### [DESCRIPTION OF THE TASK]
Pull out every line with the word "Konzentrat".

### [MATERIAL SUPPLIED]
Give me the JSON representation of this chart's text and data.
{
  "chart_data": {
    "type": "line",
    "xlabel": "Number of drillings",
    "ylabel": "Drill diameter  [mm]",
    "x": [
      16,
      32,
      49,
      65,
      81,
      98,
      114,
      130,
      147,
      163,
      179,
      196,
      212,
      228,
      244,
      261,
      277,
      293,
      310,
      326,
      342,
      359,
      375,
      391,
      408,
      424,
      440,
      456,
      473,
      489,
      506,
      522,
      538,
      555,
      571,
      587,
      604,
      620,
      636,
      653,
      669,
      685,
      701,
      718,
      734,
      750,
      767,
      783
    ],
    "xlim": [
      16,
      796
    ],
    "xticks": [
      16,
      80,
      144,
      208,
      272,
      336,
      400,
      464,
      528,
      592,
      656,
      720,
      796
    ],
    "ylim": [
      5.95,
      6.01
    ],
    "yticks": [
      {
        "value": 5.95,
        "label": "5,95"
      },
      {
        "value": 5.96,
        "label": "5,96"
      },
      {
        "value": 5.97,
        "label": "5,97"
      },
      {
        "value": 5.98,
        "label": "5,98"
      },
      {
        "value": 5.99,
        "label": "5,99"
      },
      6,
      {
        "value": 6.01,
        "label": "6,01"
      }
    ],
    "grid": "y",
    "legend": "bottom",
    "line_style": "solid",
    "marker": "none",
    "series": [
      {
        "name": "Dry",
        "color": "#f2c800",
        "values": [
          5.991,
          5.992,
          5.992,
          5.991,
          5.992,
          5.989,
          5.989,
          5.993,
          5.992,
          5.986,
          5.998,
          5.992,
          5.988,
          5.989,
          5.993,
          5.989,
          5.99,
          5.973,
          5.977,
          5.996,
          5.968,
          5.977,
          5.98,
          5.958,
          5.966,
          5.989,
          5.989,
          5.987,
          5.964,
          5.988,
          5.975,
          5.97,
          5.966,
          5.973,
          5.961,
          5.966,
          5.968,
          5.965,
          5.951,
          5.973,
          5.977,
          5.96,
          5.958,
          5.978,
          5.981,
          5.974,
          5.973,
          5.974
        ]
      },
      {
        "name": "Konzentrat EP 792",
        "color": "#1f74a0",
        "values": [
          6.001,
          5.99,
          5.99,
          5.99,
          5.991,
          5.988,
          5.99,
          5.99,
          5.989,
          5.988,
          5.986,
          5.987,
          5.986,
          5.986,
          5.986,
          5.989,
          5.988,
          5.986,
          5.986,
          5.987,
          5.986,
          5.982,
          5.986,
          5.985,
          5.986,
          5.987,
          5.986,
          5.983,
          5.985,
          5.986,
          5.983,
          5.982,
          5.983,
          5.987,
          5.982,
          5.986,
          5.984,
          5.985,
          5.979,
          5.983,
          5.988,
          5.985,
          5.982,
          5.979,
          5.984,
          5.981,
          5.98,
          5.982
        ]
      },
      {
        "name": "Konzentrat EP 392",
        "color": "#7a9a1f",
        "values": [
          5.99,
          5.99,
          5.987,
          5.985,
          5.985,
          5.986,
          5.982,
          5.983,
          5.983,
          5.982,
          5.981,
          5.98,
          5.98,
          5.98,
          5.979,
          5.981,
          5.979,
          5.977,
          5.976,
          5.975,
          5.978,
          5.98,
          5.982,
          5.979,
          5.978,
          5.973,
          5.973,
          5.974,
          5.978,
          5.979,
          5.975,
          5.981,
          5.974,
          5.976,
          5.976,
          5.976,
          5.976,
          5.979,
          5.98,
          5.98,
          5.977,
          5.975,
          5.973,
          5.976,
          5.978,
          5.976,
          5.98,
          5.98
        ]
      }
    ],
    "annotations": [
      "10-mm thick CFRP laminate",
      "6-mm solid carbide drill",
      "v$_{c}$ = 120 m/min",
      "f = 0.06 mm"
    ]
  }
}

### [WRITTEN SOLUTION]
        "name": "Konzentrat EP 792",
        "name": "Konzentrat EP 392",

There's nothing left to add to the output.